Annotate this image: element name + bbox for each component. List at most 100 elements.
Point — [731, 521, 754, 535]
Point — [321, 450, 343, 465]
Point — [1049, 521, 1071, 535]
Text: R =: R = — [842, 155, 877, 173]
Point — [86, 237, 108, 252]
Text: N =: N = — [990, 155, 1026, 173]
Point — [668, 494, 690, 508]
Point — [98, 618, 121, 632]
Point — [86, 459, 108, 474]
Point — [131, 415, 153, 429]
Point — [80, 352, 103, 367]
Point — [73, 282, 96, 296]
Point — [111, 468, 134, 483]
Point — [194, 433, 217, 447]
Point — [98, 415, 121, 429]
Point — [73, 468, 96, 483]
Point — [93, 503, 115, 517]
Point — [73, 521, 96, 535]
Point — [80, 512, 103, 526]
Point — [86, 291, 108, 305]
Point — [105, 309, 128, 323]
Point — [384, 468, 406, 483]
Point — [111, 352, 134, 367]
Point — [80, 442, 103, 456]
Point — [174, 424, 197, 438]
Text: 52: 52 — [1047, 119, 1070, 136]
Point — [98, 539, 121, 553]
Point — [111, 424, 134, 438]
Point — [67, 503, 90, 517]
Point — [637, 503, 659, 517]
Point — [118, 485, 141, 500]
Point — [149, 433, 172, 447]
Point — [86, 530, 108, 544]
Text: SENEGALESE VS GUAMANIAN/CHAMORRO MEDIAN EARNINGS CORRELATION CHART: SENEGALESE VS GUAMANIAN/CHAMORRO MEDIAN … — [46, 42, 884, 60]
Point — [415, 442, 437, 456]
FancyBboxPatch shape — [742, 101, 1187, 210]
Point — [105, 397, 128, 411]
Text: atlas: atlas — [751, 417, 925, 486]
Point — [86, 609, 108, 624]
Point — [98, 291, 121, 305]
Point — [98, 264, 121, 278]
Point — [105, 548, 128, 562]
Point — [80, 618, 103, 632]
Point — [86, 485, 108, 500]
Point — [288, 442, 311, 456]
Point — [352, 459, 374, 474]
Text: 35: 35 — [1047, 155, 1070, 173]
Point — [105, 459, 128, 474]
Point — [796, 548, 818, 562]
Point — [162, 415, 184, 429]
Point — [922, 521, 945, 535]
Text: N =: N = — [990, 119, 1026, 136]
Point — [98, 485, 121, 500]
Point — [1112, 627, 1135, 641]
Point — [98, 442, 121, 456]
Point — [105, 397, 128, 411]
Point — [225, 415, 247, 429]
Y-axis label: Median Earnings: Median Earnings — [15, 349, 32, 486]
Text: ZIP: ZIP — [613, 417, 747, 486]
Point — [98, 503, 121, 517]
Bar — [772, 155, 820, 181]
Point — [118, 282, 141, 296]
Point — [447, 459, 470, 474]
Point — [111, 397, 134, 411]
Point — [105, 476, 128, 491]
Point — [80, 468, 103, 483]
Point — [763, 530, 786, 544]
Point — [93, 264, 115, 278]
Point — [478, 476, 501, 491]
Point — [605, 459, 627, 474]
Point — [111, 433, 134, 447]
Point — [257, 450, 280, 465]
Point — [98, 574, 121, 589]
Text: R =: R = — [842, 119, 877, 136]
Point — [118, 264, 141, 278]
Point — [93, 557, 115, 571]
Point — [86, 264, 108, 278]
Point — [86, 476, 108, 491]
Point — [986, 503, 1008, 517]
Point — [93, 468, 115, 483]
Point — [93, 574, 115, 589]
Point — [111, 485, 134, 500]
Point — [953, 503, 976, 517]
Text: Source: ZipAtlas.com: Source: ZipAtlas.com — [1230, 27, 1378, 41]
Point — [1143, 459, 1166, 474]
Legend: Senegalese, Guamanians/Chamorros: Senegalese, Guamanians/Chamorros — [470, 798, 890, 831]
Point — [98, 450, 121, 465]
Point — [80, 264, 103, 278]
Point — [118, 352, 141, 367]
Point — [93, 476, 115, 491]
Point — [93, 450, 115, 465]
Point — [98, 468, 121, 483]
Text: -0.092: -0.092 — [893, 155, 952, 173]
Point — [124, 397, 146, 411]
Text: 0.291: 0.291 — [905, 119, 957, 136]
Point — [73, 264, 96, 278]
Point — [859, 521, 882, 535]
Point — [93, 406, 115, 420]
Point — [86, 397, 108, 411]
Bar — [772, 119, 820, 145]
◆ ◆ ◆ ◆ ◆ ◆ ◆
| Requirements |
Format the data from its first line through the line containing "Point — [98, 415, 121, 429]" as a numbered list, omitting any blank lines.

| The solution |
1. Annotate this image: element name + bbox for each component. List at most 100 elements.
2. Point — [731, 521, 754, 535]
3. Point — [321, 450, 343, 465]
4. Point — [1049, 521, 1071, 535]
5. Text: R =: R = — [842, 155, 877, 173]
6. Point — [86, 237, 108, 252]
7. Text: N =: N = — [990, 155, 1026, 173]
8. Point — [668, 494, 690, 508]
9. Point — [98, 618, 121, 632]
10. Point — [86, 459, 108, 474]
11. Point — [131, 415, 153, 429]
12. Point — [80, 352, 103, 367]
13. Point — [73, 282, 96, 296]
14. Point — [111, 468, 134, 483]
15. Point — [194, 433, 217, 447]
16. Point — [98, 415, 121, 429]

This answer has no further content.